[Description of the task] Below are records. Copy every line with "document" in it.

[Information shown]
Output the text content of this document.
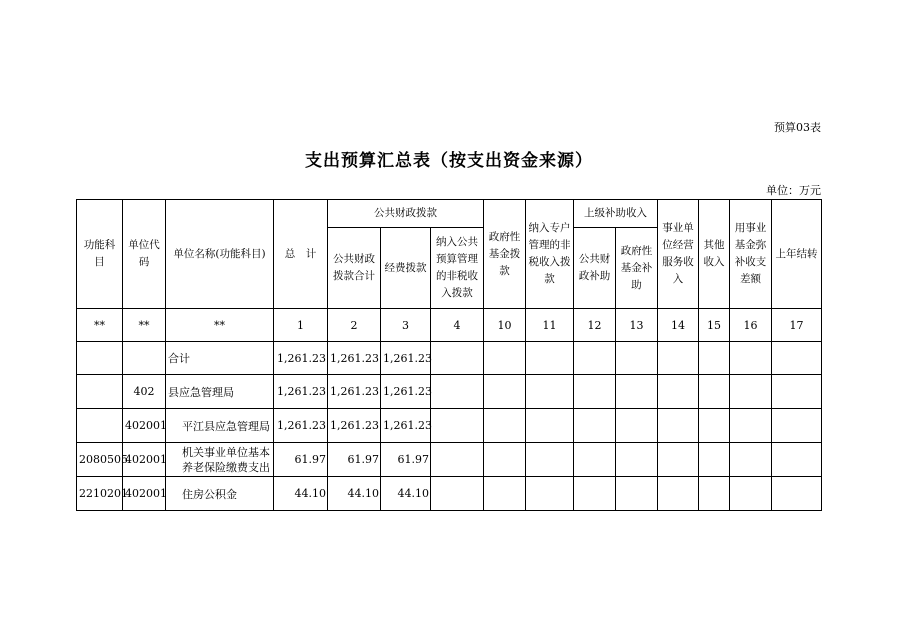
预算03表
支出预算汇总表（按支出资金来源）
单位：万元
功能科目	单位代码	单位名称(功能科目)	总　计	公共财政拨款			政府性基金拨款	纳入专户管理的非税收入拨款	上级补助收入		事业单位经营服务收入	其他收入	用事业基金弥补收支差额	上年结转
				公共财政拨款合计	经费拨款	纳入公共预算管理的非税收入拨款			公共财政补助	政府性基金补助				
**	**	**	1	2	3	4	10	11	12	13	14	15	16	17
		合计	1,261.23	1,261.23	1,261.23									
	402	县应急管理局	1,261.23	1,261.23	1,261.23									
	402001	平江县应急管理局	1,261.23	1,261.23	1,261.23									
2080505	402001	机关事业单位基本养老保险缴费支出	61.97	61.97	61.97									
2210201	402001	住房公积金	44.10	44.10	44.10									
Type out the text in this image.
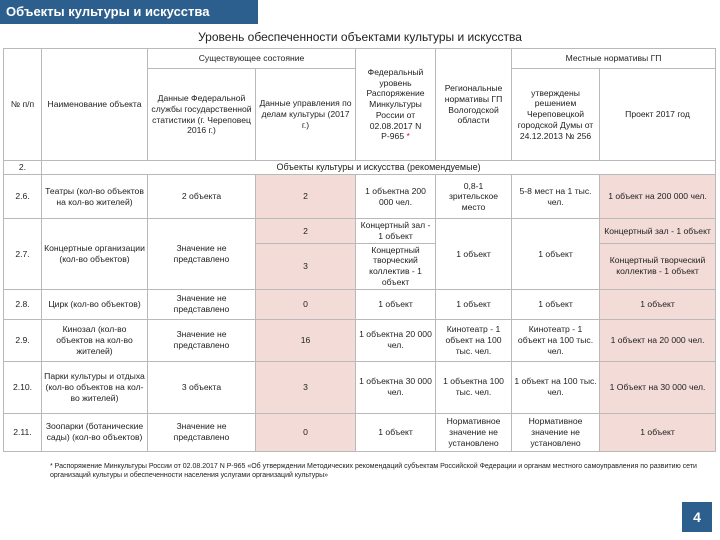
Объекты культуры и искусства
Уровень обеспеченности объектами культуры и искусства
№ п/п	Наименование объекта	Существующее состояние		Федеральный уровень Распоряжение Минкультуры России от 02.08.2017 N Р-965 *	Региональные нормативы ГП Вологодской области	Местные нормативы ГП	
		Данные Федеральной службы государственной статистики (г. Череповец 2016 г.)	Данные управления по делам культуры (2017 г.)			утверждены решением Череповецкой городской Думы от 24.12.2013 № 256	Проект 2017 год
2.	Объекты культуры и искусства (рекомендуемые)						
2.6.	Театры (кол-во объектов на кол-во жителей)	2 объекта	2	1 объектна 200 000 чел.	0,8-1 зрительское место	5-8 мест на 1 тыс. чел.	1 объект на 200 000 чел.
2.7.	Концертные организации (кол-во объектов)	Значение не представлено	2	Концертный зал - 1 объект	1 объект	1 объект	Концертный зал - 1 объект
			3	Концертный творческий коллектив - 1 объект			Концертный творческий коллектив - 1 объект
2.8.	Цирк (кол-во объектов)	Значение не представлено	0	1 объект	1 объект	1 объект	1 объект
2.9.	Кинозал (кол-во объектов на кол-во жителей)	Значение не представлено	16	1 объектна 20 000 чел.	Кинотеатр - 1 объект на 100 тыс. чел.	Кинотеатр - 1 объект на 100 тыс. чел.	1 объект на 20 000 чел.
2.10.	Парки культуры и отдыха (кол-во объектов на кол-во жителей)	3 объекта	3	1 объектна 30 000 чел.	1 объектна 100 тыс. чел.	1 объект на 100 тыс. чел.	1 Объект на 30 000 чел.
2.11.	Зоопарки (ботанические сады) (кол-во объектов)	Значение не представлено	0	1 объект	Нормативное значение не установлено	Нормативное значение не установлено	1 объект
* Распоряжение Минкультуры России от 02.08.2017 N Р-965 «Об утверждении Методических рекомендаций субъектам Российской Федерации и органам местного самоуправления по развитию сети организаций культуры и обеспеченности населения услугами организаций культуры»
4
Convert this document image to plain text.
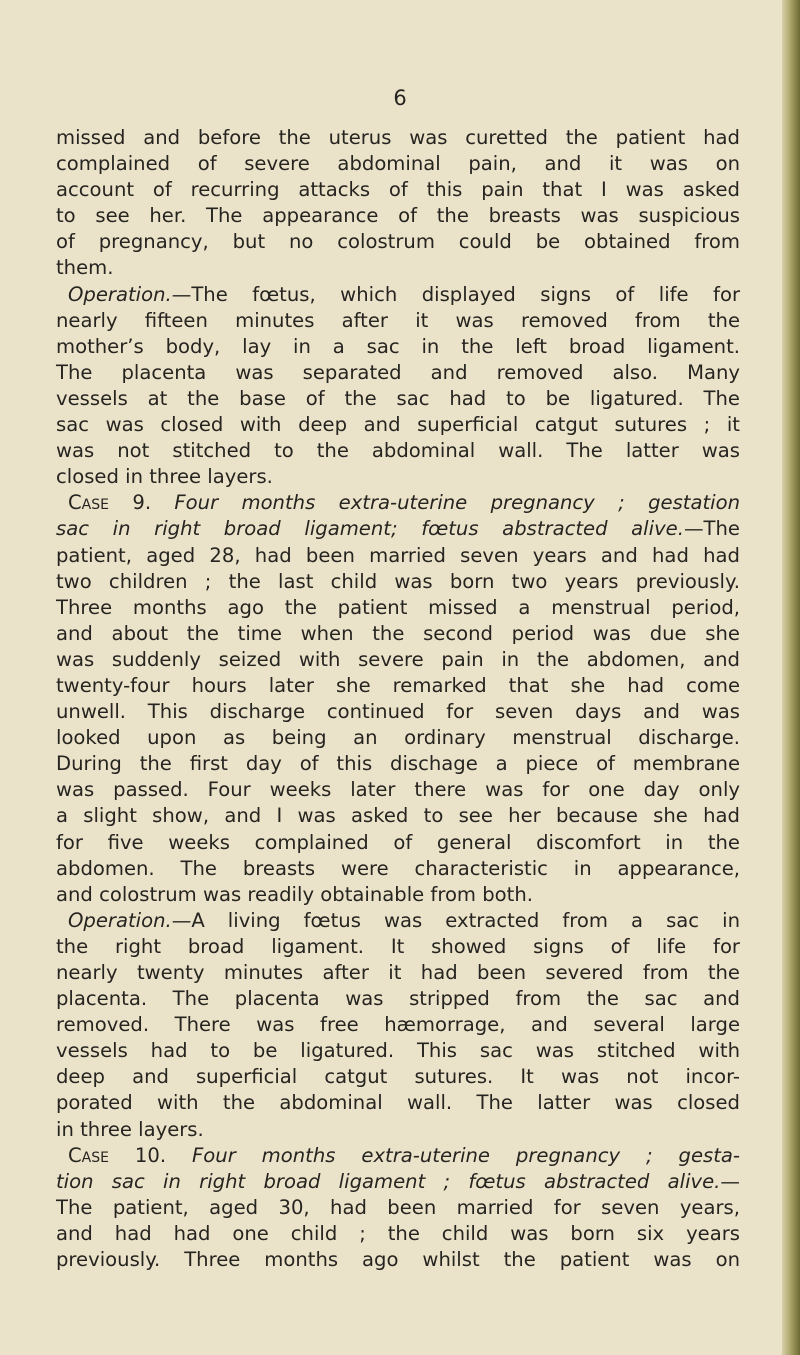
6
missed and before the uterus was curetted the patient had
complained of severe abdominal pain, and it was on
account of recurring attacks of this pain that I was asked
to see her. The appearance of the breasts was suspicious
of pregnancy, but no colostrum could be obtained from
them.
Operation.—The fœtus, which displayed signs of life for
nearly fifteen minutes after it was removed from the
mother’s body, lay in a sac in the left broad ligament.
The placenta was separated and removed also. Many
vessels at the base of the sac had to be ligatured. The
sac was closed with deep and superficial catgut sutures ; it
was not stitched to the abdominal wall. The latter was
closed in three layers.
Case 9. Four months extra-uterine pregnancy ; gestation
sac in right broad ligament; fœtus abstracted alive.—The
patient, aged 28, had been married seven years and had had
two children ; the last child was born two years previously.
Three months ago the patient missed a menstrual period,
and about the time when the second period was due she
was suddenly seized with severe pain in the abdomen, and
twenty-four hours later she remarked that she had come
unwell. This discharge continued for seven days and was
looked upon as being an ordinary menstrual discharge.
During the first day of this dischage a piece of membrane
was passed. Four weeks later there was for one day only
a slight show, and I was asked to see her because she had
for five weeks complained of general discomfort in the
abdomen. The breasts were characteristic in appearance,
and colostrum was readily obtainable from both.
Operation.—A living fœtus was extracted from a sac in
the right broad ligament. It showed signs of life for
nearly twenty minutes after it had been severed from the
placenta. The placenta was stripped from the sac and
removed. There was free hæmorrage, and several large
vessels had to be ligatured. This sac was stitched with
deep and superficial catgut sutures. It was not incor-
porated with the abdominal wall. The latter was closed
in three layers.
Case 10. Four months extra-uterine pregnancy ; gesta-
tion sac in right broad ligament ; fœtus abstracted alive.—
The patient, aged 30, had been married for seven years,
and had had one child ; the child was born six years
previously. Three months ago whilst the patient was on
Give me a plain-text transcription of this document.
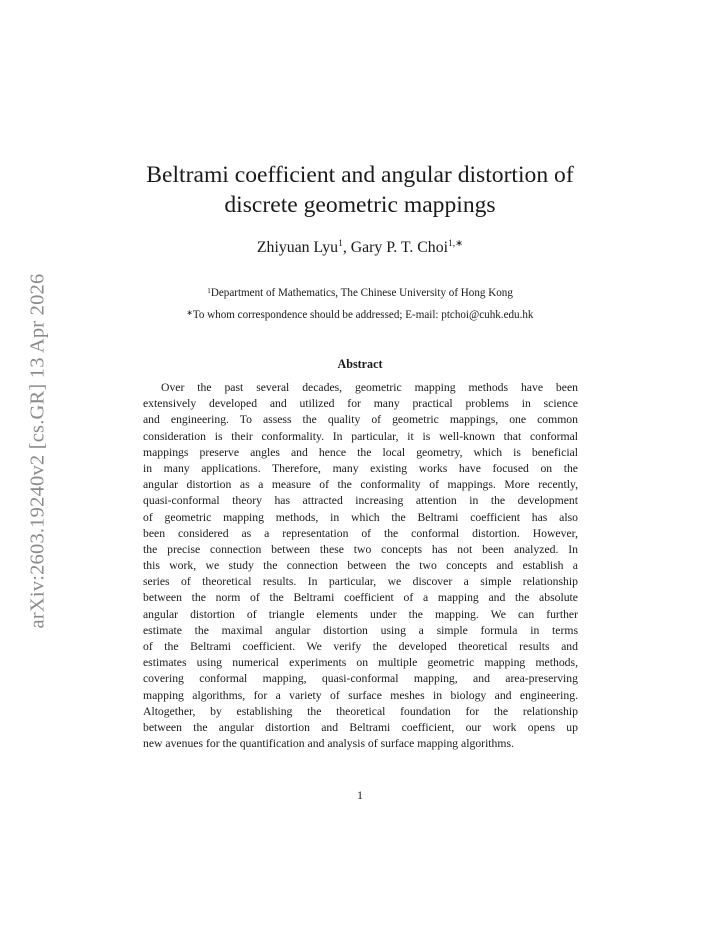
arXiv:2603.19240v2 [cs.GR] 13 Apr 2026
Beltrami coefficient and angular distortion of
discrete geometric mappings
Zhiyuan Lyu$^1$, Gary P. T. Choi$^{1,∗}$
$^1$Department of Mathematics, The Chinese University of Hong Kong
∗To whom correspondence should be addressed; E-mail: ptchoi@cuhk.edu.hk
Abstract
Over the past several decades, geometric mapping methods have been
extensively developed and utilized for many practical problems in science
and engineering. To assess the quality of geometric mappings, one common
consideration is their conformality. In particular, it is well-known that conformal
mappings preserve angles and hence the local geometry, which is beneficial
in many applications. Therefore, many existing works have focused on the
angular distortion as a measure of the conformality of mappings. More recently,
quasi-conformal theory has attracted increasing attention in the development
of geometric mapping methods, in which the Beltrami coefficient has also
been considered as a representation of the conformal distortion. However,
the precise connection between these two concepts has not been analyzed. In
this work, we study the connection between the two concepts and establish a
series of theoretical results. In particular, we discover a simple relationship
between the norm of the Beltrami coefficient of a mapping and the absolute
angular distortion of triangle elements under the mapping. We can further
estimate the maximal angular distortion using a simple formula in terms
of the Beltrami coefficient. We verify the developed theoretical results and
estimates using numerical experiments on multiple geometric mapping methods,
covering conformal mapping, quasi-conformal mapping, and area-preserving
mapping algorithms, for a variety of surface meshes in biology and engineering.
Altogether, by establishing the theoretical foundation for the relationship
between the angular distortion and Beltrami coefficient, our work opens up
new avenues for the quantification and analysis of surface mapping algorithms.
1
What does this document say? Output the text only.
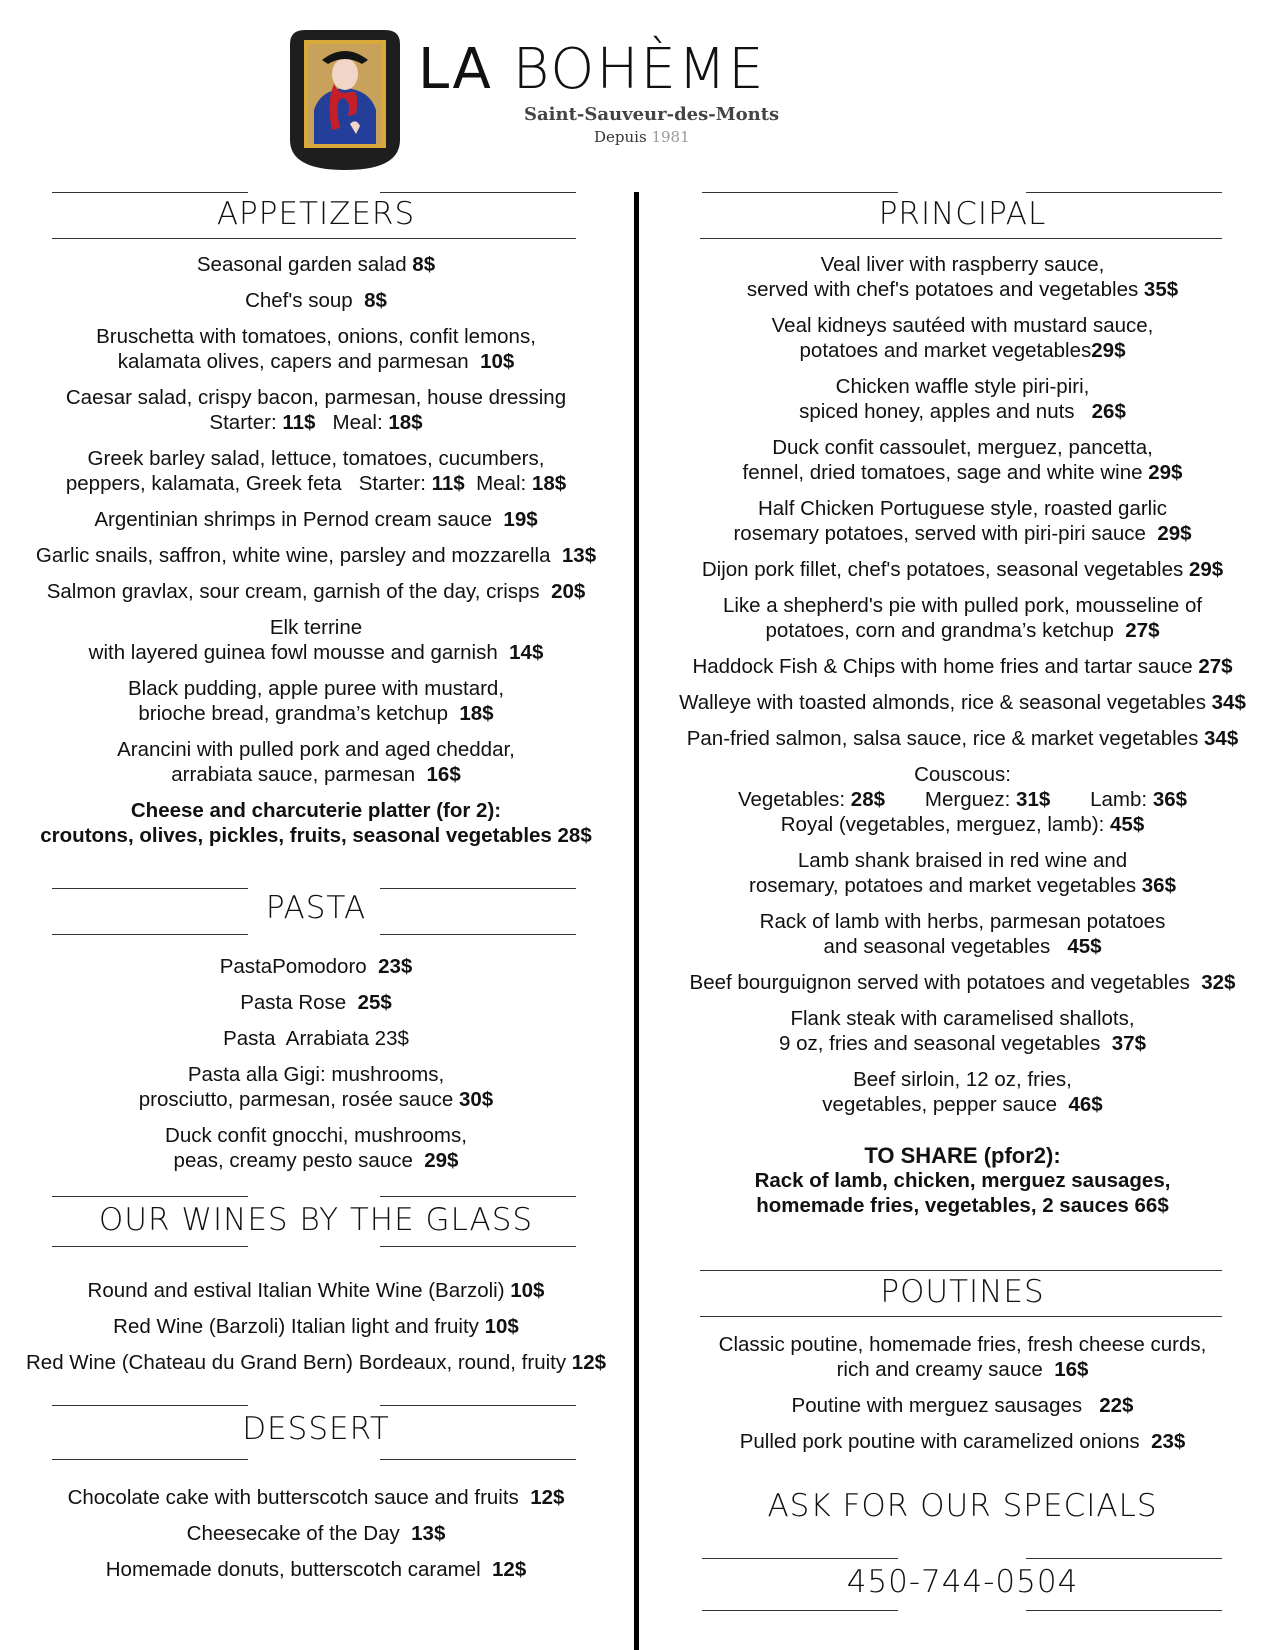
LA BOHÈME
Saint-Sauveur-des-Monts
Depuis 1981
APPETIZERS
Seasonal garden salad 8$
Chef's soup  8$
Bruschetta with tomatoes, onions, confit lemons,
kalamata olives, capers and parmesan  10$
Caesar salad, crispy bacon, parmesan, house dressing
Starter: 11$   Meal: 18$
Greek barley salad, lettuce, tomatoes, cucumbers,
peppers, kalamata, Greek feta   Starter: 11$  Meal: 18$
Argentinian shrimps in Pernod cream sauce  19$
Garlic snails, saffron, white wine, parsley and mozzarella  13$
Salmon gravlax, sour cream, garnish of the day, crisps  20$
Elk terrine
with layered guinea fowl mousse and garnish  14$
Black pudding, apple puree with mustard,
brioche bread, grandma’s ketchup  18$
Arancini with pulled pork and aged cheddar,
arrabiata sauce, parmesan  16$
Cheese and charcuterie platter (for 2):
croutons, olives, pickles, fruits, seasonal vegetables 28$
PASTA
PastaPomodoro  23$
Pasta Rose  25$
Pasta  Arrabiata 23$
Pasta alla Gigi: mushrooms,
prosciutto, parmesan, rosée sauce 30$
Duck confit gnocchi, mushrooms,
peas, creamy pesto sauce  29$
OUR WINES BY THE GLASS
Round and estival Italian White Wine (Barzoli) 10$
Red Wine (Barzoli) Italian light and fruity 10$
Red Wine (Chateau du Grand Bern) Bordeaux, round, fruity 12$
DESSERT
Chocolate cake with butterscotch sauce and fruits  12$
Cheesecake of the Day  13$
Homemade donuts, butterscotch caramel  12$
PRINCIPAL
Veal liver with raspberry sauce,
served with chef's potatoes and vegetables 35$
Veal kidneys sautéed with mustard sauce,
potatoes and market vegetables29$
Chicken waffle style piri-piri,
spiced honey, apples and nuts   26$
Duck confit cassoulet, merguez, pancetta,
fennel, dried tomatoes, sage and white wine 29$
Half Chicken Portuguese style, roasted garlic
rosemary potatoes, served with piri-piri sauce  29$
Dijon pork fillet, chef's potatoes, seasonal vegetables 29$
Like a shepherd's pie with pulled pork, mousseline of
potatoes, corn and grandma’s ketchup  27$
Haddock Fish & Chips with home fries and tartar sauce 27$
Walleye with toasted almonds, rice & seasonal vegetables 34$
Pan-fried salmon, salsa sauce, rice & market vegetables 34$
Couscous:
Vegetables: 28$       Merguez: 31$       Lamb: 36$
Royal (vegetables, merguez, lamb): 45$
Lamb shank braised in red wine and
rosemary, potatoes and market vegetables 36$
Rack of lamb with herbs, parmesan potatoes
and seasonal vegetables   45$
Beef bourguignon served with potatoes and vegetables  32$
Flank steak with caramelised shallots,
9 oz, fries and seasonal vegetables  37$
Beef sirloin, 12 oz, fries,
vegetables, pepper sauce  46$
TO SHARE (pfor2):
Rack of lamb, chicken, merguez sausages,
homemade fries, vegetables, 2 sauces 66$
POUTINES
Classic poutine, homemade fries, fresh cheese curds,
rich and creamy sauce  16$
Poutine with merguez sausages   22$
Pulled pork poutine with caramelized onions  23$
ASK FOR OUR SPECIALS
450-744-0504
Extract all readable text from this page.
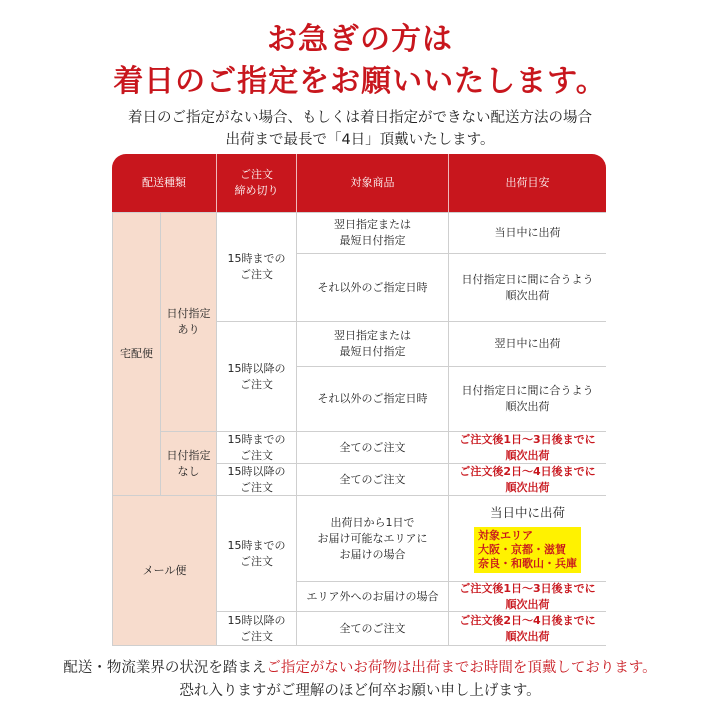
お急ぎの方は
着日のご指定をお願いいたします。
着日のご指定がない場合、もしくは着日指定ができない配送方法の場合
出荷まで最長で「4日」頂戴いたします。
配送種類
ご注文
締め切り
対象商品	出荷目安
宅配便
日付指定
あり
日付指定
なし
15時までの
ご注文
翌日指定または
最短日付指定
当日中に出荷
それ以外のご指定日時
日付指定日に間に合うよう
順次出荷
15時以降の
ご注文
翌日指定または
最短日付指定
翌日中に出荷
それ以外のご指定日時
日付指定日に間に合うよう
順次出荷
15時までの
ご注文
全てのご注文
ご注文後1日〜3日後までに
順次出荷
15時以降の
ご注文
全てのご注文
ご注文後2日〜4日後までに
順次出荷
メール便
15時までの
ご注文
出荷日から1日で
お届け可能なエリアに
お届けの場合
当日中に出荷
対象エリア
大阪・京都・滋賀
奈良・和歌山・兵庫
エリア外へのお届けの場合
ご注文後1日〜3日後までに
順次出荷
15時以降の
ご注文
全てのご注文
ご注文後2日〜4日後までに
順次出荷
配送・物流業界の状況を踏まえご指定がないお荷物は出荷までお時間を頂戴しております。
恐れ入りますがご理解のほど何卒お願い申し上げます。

[Result of this exercise]
Output the text content of this document.
Convert this document image to plain text.
Give me a plain-text transcription of this document.
What does this document say? Output the text only.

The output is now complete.